**EXERCISE BRIEF**
Write out all of the entries that follow, word for word, but skip the pictures.

**DATASET ENTRIES**
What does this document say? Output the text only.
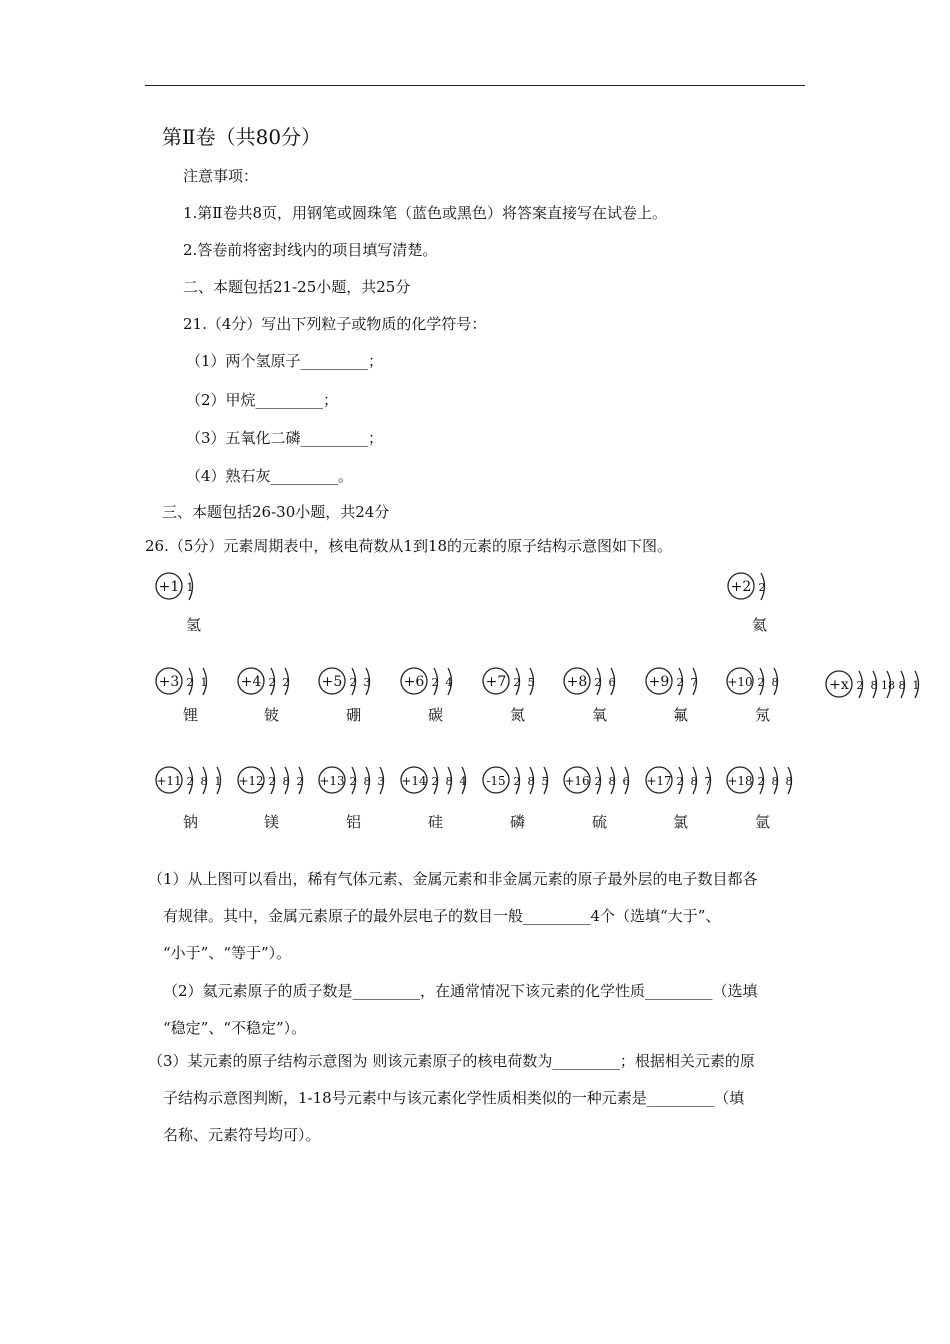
第Ⅱ卷（共80分）
注意事项：
1.第Ⅱ卷共8页，用钢笔或圆珠笔（蓝色或黑色）将答案直接写在试卷上。
2.答卷前将密封线内的项目填写清楚。
二、本题包括21-25小题，共25分
21.（4分）写出下列粒子或物质的化学符号：
（1）两个氢原子_________；
（2）甲烷_________；
（3）五氧化二磷_________；
（4）熟石灰_________。
三、本题包括26-30小题，共24分
26.（5分）元素周期表中，核电荷数从1到18的元素的原子结构示意图如下图。
+1 1
氢
+2 2
氦
+3 2 1
锂
+4 2 2
铍
+5 2 3
硼
+6 2 4
碳
+7 2 5
氮
+8 2 6
氧
+9 2 7
氟
+10 2 8
氖
+11 2 8 1
钠
+12 2 8 2
镁
+13 2 8 3
铝
+14 2 8 4
硅
-15 2 8 5
磷
+16 2 8 6
硫
+17 2 8 7
氯
+18 2 8 8
氩
+x 2 8 18 8 1
（1）从上图可以看出，稀有气体元素、金属元素和非金属元素的原子最外层的电子数目都各
有规律。其中，金属元素原子的最外层电子的数目一般_________4个（选填“大于”、
“小于”、“等于”）。
（2）氦元素原子的质子数是_________，在通常情况下该元素的化学性质_________（选填
“稳定”、“不稳定”）。
（3）某元素的原子结构示意图为 则该元素原子的核电荷数为_________；根据相关元素的原
子结构示意图判断，1-18号元素中与该元素化学性质相类似的一种元素是_________（填
名称、元素符号均可）。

**WRITTEN RESPONSE**
What does this document say? Output the text only.
第Ⅱ卷（共80分）
注意事项：
1.第Ⅱ卷共8页，用钢笔或圆珠笔（蓝色或黑色）将答案直接写在试卷上。
2.答卷前将密封线内的项目填写清楚。
二、本题包括21-25小题，共25分
21.（4分）写出下列粒子或物质的化学符号：
（1）两个氢原子_________；
（2）甲烷_________；
（3）五氧化二磷_________；
（4）熟石灰_________。
三、本题包括26-30小题，共24分
26.（5分）元素周期表中，核电荷数从1到18的元素的原子结构示意图如下图。
+1 1
氢
+2 2
氦
+3 2 1
锂
+4 2 2
铍
+5 2 3
硼
+6 2 4
碳
+7 2 5
氮
+8 2 6
氧
+9 2 7
氟
+10 2 8
氖
+11 2 8 1
钠
+12 2 8 2
镁
+13 2 8 3
铝
+14 2 8 4
硅
-15 2 8 5
磷
+16 2 8 6
硫
+17 2 8 7
氯
+18 2 8 8
氩
+x 2 8 18 8 1
（1）从上图可以看出，稀有气体元素、金属元素和非金属元素的原子最外层的电子数目都各
有规律。其中，金属元素原子的最外层电子的数目一般_________4个（选填“大于”、
“小于”、“等于”）。
（2）氦元素原子的质子数是_________，在通常情况下该元素的化学性质_________（选填
“稳定”、“不稳定”）。
（3）某元素的原子结构示意图为 则该元素原子的核电荷数为_________；根据相关元素的原
子结构示意图判断，1-18号元素中与该元素化学性质相类似的一种元素是_________（填
名称、元素符号均可）。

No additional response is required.